● Exercise prompt: Reproduce the material in full, unchanged.

——

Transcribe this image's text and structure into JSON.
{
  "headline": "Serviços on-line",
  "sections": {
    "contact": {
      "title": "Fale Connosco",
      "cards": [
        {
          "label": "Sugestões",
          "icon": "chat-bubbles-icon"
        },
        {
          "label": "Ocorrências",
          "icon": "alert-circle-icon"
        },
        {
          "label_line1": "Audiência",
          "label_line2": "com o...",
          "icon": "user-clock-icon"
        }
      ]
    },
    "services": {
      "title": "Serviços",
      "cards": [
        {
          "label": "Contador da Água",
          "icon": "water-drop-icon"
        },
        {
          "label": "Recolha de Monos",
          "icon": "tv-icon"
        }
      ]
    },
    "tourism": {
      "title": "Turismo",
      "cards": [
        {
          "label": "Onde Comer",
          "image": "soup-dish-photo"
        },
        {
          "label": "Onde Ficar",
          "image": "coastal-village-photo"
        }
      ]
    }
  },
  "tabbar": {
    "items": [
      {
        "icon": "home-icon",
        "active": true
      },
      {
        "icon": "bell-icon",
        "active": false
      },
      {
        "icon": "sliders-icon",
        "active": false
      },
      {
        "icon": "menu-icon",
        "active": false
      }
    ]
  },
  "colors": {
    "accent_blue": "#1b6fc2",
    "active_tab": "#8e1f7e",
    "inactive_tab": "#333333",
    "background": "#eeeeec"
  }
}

——

● Written answer:
Transcribe this image's text and structure into JSON.
{
  "headline": "Serviços on-line",
  "sections": {
    "contact": {
      "title": "Fale Connosco",
      "cards": [
        {
          "label": "Sugestões",
          "icon": "chat-bubbles-icon"
        },
        {
          "label": "Ocorrências",
          "icon": "alert-circle-icon"
        },
        {
          "label_line1": "Audiência",
          "label_line2": "com o...",
          "icon": "user-clock-icon"
        }
      ]
    },
    "services": {
      "title": "Serviços",
      "cards": [
        {
          "label": "Contador da Água",
          "icon": "water-drop-icon"
        },
        {
          "label": "Recolha de Monos",
          "icon": "tv-icon"
        }
      ]
    },
    "tourism": {
      "title": "Turismo",
      "cards": [
        {
          "label": "Onde Comer",
          "image": "soup-dish-photo"
        },
        {
          "label": "Onde Ficar",
          "image": "coastal-village-photo"
        }
      ]
    }
  },
  "tabbar": {
    "items": [
      {
        "icon": "home-icon",
        "active": true
      },
      {
        "icon": "bell-icon",
        "active": false
      },
      {
        "icon": "sliders-icon",
        "active": false
      },
      {
        "icon": "menu-icon",
        "active": false
      }
    ]
  },
  "colors": {
    "accent_blue": "#1b6fc2",
    "active_tab": "#8e1f7e",
    "inactive_tab": "#333333",
    "background": "#eeeeec"
  }
}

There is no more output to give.